Stored records:
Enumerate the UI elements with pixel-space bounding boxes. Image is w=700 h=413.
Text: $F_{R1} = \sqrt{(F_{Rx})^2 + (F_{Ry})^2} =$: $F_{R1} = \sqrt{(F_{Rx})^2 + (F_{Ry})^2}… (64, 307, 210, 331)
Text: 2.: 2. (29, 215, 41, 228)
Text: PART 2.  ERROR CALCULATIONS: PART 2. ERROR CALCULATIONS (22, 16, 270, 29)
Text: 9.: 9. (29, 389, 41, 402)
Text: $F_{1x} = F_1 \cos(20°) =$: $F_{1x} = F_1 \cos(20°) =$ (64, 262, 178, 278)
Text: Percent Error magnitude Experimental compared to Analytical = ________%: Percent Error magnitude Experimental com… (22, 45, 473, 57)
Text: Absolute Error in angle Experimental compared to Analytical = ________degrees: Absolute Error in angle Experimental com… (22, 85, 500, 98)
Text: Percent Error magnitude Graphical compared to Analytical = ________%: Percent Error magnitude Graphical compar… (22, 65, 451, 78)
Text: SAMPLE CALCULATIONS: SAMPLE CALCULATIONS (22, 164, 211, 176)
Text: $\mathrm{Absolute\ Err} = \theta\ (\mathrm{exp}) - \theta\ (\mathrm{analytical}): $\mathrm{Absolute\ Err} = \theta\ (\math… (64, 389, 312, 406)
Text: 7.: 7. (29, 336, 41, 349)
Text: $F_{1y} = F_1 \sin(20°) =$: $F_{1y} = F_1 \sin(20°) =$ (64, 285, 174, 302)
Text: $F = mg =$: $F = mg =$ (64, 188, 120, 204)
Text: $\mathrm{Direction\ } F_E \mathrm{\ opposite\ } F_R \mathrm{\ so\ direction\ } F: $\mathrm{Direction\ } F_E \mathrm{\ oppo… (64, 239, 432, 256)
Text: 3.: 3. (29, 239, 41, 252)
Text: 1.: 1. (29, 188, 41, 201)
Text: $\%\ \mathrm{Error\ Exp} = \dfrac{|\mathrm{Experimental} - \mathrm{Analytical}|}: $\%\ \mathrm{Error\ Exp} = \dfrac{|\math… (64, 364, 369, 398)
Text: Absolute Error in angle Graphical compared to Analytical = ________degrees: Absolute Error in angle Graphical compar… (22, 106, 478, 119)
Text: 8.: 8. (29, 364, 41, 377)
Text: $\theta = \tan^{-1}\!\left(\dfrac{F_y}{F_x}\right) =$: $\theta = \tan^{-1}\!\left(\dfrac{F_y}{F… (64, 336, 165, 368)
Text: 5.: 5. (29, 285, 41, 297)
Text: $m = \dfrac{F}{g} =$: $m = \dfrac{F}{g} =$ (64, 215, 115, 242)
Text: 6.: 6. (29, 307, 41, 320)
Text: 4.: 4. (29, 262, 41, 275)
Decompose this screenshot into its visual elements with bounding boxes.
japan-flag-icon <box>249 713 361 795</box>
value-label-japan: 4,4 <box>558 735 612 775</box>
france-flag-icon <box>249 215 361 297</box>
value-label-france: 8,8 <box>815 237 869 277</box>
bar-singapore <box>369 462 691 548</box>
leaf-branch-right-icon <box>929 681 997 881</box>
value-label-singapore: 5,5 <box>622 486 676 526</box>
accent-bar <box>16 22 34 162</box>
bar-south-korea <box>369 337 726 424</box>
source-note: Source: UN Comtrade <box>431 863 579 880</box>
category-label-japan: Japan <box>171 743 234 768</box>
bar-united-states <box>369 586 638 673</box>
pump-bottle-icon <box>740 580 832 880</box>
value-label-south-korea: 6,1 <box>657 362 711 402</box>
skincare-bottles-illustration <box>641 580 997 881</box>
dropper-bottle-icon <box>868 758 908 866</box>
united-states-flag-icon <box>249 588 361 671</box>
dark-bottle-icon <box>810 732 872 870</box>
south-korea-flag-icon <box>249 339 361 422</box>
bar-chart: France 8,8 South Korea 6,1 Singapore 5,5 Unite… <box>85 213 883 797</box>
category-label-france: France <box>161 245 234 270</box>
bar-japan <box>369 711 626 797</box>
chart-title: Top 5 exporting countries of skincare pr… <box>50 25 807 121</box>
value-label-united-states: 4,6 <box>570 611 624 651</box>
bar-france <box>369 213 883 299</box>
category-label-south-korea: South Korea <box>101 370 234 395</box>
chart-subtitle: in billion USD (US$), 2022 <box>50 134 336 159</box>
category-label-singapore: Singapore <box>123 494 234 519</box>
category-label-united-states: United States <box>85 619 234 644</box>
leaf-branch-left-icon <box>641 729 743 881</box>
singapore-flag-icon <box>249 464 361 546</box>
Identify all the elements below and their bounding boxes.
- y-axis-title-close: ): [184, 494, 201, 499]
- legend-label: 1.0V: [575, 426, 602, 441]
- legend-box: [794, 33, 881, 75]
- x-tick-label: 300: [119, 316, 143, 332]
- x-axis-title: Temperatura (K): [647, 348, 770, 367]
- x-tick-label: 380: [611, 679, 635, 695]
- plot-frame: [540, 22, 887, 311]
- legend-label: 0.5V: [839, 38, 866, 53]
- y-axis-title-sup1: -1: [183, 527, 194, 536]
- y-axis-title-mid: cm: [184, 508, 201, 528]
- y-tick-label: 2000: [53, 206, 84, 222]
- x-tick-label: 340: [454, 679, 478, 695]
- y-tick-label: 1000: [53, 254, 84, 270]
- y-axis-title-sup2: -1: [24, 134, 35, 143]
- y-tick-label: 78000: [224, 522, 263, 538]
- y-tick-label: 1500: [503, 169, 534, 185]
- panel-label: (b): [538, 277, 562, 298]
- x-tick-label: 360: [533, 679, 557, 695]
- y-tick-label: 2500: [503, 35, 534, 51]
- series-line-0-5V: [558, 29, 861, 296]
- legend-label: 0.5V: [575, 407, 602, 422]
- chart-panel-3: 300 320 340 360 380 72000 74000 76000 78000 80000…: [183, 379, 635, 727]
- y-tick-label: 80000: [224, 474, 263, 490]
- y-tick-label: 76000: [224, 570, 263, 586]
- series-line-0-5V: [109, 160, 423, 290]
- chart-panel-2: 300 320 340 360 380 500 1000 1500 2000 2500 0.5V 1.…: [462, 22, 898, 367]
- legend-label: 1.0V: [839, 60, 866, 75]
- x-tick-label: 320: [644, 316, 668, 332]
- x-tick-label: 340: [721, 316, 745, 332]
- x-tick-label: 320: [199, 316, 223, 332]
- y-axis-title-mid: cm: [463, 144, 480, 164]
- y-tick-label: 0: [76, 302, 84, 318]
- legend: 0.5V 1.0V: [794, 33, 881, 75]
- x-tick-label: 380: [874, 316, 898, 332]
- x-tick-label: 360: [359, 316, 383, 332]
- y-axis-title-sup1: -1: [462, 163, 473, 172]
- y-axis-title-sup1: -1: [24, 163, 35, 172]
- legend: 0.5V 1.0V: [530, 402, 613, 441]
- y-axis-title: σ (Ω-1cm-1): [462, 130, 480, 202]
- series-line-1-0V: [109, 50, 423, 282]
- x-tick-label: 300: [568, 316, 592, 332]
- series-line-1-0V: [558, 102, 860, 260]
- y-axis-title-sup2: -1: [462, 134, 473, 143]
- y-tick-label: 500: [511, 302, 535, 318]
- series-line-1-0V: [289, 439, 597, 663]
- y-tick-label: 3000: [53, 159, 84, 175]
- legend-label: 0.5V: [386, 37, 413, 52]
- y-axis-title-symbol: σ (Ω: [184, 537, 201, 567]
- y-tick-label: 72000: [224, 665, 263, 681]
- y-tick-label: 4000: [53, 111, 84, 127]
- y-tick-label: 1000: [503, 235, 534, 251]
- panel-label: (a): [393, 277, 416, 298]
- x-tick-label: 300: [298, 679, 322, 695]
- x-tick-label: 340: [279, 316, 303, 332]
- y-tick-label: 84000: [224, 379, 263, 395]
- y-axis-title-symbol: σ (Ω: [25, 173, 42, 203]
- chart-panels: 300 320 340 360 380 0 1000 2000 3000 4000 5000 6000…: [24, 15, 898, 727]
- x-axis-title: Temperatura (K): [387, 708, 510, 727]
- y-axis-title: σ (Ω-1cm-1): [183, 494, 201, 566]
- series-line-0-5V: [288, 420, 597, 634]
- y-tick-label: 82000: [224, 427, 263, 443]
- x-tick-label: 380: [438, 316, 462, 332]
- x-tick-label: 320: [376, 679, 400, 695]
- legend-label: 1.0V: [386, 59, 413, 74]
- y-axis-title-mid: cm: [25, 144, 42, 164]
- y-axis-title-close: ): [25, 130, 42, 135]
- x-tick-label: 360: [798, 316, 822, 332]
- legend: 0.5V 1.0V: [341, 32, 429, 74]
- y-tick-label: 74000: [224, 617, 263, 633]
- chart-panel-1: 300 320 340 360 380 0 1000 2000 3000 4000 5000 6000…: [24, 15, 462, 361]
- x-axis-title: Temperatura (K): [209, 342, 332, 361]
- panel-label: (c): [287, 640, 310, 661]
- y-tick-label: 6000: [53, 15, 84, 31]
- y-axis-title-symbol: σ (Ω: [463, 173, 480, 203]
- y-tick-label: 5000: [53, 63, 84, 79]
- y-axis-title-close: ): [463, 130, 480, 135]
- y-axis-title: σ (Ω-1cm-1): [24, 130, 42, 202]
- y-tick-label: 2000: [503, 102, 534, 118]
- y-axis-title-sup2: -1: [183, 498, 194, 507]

### JOB
Copy the records word for word, beginning at the start and ending with the line that contains "Text: 2.: 2. (29, 215, 41, 228)", including that line.

### TASK RESULT
Enumerate the UI elements with pixel-space bounding boxes. Image is w=700 h=413.
Text: $F_{R1} = \sqrt{(F_{Rx})^2 + (F_{Ry})^2} =$: $F_{R1} = \sqrt{(F_{Rx})^2 + (F_{Ry})^2}… (64, 307, 210, 331)
Text: 2.: 2. (29, 215, 41, 228)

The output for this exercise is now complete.